WHAT YOU HAVE TO DO: Locate the line containing "Output a JSON" in the material below; repeat it and every line after it, exactly as written.

··· SUPPLIED MATERIAL ···

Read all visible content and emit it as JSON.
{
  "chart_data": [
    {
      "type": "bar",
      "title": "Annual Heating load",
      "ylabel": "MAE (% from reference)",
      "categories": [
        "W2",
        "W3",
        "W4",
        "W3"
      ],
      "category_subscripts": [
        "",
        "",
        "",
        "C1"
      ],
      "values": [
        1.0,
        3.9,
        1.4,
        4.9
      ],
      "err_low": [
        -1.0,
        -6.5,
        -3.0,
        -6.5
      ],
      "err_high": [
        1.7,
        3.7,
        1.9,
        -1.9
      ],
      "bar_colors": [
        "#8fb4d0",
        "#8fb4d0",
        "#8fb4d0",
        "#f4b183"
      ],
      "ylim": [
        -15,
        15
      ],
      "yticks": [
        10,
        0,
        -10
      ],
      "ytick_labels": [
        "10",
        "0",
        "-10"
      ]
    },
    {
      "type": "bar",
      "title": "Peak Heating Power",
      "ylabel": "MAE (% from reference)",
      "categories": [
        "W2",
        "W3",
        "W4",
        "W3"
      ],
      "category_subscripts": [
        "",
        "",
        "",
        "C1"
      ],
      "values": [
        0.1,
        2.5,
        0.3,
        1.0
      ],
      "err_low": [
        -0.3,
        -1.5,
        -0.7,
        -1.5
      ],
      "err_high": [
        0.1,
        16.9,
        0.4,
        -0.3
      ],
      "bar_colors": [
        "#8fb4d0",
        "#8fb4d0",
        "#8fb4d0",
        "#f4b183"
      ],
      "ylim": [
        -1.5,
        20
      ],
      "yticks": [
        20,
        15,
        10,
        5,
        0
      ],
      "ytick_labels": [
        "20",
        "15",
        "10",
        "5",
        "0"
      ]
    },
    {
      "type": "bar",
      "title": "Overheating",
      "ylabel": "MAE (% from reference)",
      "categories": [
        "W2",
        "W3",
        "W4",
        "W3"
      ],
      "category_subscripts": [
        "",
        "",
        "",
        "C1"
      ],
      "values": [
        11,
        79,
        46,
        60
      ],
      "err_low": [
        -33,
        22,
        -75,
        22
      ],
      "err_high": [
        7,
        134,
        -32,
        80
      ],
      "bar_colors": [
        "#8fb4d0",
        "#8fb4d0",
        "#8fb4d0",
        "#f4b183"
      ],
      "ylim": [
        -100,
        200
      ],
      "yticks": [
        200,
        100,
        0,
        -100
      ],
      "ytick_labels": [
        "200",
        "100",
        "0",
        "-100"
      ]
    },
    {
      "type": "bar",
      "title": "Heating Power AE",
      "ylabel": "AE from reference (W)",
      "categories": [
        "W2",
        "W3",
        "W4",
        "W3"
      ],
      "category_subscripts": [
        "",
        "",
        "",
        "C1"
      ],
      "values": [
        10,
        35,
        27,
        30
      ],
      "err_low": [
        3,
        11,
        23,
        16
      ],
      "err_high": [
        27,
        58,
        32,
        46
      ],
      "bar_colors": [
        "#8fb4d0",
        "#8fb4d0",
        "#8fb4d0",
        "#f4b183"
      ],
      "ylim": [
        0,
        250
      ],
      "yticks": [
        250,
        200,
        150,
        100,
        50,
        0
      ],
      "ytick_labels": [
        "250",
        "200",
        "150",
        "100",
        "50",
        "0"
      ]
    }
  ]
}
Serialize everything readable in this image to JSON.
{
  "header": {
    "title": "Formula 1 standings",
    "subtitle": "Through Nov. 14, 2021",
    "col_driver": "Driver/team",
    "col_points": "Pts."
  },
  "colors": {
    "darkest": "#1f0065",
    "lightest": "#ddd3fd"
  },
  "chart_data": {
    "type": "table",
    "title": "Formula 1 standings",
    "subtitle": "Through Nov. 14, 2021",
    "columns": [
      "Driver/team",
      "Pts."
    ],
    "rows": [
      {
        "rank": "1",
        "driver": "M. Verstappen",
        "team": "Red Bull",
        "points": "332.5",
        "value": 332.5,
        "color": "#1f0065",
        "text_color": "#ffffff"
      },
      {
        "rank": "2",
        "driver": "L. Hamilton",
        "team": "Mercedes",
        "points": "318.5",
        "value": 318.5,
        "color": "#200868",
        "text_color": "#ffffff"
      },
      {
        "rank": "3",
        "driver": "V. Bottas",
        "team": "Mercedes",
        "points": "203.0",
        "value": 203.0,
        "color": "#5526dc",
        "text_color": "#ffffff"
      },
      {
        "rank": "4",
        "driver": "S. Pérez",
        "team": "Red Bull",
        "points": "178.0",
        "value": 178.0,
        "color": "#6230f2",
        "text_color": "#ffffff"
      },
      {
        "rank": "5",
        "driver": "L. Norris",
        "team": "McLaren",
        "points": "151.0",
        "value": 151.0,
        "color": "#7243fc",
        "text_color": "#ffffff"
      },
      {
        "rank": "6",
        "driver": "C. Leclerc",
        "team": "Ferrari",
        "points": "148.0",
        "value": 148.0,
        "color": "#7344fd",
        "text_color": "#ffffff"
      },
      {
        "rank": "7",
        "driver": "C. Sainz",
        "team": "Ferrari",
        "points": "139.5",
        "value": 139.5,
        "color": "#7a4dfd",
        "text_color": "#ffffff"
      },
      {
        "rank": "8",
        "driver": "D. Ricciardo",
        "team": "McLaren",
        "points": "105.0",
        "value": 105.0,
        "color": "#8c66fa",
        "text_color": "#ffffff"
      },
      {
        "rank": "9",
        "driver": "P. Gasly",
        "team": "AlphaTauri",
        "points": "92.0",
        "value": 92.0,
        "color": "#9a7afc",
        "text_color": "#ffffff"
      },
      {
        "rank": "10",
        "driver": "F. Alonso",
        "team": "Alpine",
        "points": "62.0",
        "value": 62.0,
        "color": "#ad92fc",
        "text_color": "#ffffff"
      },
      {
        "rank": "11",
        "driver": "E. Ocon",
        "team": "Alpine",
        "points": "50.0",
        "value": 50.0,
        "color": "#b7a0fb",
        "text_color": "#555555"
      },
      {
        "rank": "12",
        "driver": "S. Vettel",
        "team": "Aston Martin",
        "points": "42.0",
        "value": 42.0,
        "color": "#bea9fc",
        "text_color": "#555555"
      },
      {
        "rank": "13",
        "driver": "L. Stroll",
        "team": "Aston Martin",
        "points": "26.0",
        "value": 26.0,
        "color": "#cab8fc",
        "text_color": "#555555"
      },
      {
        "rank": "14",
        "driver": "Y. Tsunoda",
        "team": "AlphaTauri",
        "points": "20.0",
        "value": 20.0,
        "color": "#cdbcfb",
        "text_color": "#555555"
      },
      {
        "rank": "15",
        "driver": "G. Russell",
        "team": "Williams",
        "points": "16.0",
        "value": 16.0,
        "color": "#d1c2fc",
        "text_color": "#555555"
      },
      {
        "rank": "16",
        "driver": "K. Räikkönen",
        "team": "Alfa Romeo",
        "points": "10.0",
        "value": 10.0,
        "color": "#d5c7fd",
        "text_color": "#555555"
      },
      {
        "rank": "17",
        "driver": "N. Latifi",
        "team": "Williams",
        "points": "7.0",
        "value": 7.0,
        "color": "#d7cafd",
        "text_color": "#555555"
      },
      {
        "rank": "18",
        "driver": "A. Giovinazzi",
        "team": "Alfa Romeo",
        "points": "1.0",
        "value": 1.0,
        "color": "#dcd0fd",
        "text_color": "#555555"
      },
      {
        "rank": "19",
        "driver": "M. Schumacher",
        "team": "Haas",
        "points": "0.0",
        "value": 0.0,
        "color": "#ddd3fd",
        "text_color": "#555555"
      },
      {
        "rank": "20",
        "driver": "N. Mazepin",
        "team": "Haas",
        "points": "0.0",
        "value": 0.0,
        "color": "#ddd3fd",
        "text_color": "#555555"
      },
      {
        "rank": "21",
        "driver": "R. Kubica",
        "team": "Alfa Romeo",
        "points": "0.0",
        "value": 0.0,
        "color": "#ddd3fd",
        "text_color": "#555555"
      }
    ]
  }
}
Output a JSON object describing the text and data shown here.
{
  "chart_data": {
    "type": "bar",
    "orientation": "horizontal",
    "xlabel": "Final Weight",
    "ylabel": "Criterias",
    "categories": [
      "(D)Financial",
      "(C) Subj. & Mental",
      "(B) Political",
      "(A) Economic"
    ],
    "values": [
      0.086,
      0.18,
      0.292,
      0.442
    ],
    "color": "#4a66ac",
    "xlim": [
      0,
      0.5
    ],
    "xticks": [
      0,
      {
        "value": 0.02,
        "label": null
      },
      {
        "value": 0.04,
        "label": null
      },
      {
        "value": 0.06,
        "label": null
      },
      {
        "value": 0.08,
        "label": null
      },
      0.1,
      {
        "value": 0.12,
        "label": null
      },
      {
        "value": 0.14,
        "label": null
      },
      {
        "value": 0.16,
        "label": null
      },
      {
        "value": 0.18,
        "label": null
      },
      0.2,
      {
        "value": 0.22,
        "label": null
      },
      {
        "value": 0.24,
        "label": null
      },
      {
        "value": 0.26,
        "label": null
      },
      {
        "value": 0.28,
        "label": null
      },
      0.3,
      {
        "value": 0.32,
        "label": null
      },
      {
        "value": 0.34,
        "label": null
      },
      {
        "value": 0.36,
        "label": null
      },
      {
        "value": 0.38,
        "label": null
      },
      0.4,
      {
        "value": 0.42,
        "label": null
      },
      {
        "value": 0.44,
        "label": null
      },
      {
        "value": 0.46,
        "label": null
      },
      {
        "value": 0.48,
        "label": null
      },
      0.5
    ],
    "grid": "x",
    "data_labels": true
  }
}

···

WRITTEN SOLUTION:
Output a JSON object describing the text and data shown here.
{
  "chart_data": {
    "type": "bar",
    "orientation": "horizontal",
    "xlabel": "Final Weight",
    "ylabel": "Criterias",
    "categories": [
      "(D)Financial",
      "(C) Subj. & Mental",
      "(B) Political",
      "(A) Economic"
    ],
    "values": [
      0.086,
      0.18,
      0.292,
      0.442
    ],
    "color": "#4a66ac",
    "xlim": [
      0,
      0.5
    ],
    "xticks": [
      0,
      {
        "value": 0.02,
        "label": null
      },
      {
        "value": 0.04,
        "label": null
      },
      {
        "value": 0.06,
        "label": null
      },
      {
        "value": 0.08,
        "label": null
      },
      0.1,
      {
        "value": 0.12,
        "label": null
      },
      {
        "value": 0.14,
        "label": null
      },
      {
        "value": 0.16,
        "label": null
      },
      {
        "value": 0.18,
        "label": null
      },
      0.2,
      {
        "value": 0.22,
        "label": null
      },
      {
        "value": 0.24,
        "label": null
      },
      {
        "value": 0.26,
        "label": null
      },
      {
        "value": 0.28,
        "label": null
      },
      0.3,
      {
        "value": 0.32,
        "label": null
      },
      {
        "value": 0.34,
        "label": null
      },
      {
        "value": 0.36,
        "label": null
      },
      {
        "value": 0.38,
        "label": null
      },
      0.4,
      {
        "value": 0.42,
        "label": null
      },
      {
        "value": 0.44,
        "label": null
      },
      {
        "value": 0.46,
        "label": null
      },
      {
        "value": 0.48,
        "label": null
      },
      0.5
    ],
    "grid": "x",
    "data_labels": true
  }
}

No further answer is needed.